◆ **Data lines**:

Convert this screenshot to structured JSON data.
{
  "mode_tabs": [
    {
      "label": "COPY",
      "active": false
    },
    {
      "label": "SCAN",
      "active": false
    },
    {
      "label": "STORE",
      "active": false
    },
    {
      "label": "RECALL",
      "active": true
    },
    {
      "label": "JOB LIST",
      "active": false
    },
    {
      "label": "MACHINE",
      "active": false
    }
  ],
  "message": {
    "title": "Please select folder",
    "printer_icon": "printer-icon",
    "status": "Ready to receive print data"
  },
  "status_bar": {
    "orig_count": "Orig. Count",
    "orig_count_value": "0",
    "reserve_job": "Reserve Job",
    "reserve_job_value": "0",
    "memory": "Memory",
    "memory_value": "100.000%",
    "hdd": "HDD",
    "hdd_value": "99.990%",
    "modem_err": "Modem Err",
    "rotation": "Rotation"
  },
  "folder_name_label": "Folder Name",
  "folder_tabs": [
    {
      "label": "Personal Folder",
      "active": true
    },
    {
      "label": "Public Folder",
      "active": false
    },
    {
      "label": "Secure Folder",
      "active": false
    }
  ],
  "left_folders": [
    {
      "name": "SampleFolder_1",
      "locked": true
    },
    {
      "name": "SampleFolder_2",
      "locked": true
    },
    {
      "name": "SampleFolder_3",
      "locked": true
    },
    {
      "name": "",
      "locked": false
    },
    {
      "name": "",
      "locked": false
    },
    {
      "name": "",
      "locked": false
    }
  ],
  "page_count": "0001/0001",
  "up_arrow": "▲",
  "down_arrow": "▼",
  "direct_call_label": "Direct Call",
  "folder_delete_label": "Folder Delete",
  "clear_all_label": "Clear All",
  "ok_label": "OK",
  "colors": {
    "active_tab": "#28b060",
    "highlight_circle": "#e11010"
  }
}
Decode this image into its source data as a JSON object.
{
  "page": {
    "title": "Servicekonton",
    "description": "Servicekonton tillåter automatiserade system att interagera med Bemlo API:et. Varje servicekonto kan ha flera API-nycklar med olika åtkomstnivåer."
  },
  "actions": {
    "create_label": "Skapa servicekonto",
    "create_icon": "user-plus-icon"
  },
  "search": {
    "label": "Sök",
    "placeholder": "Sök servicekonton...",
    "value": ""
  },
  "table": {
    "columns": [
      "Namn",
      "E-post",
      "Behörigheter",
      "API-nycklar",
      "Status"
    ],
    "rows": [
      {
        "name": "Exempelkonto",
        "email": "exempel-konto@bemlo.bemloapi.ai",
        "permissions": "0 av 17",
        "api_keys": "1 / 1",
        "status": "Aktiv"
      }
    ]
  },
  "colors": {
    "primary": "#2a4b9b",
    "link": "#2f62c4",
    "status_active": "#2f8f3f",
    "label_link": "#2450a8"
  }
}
* * *
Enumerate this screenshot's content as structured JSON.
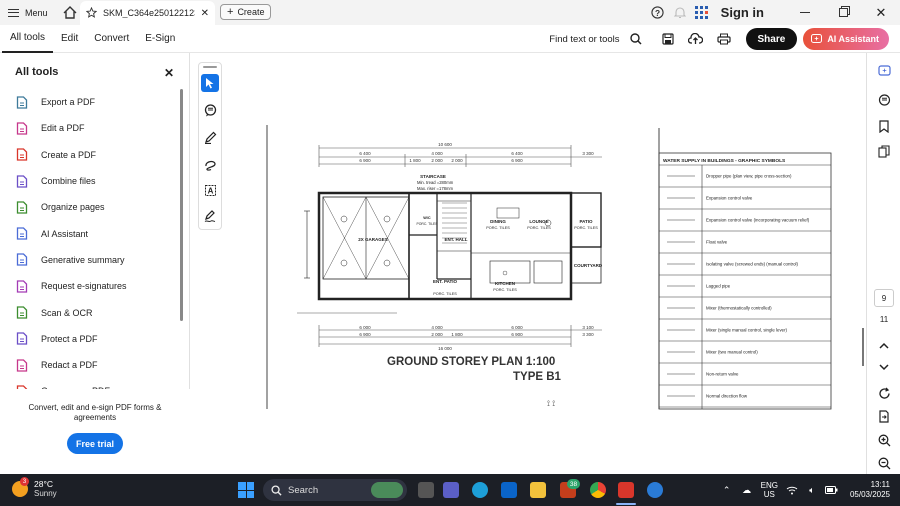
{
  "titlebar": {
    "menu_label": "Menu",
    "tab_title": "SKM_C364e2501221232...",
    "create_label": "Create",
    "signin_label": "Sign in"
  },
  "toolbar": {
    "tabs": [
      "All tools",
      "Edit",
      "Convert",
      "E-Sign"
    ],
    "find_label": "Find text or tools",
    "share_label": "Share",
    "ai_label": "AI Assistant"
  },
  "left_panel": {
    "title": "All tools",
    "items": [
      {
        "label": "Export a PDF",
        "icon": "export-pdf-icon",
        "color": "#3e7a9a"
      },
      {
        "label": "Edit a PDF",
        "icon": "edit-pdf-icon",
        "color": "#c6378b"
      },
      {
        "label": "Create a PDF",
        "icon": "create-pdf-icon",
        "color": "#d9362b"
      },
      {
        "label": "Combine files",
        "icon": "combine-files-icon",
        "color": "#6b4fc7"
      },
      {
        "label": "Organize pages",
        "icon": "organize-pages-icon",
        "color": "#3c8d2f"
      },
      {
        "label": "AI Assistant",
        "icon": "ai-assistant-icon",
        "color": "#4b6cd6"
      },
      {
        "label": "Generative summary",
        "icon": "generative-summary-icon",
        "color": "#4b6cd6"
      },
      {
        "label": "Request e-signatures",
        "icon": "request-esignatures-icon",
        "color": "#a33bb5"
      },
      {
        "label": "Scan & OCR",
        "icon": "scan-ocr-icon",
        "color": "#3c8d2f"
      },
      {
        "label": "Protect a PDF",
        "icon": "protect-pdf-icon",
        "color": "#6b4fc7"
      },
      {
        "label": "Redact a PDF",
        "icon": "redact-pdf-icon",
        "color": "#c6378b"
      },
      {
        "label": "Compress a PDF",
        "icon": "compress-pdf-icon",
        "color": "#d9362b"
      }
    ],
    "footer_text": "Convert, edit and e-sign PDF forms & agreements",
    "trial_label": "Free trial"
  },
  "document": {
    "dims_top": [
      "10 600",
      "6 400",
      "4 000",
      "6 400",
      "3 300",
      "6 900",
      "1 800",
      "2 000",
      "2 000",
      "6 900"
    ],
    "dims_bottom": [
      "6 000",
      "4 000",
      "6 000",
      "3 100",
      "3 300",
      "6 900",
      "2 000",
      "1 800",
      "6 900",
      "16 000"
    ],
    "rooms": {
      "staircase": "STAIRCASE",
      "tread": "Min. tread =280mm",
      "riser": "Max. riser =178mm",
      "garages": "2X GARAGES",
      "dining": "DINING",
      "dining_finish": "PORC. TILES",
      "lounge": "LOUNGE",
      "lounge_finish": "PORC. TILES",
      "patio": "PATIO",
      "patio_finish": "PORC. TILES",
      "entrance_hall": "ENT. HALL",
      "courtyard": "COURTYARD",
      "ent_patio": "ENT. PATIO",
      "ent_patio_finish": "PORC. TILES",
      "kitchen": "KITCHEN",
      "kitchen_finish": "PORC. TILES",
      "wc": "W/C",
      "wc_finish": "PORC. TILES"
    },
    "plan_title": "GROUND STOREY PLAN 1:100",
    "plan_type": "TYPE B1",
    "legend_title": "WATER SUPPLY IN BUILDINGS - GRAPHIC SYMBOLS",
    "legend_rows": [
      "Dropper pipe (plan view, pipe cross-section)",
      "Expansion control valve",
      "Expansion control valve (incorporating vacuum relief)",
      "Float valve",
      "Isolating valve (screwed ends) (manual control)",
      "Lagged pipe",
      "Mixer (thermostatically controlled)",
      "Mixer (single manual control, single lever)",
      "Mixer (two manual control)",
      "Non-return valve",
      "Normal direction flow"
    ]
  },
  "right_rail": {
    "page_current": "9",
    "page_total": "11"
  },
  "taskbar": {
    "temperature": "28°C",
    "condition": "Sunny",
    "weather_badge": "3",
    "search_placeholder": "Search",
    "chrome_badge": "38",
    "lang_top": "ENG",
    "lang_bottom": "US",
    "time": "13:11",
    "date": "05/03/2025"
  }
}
--
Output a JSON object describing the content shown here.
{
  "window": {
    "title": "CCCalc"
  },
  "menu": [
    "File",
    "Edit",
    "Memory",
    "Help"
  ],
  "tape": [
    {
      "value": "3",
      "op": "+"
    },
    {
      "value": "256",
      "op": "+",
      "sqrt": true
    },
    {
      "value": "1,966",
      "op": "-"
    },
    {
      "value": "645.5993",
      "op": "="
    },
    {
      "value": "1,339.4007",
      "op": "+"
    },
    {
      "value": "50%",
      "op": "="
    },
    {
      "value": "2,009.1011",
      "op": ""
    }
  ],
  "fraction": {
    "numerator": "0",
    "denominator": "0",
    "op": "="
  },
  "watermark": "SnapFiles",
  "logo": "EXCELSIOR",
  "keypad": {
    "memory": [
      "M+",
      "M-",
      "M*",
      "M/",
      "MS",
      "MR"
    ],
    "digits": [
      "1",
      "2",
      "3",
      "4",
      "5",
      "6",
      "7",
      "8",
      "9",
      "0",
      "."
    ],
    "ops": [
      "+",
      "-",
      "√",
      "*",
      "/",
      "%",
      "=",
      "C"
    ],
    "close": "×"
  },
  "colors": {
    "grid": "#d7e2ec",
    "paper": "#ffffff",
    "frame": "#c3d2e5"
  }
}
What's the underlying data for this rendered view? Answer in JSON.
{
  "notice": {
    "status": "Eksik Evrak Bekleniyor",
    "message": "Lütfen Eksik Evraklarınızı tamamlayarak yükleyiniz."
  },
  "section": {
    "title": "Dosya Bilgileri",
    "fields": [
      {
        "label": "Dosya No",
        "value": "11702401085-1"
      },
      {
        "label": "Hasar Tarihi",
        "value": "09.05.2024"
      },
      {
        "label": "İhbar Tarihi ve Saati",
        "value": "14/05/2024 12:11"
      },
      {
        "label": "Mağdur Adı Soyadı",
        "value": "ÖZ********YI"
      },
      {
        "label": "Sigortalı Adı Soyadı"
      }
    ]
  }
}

◆ **What to work on**: Copy every line of the entries above in which "Tarihi" occurs.

◆ **Answer below**:
        "label": "Hasar Tarihi",
        "label": "İhbar Tarihi ve Saati",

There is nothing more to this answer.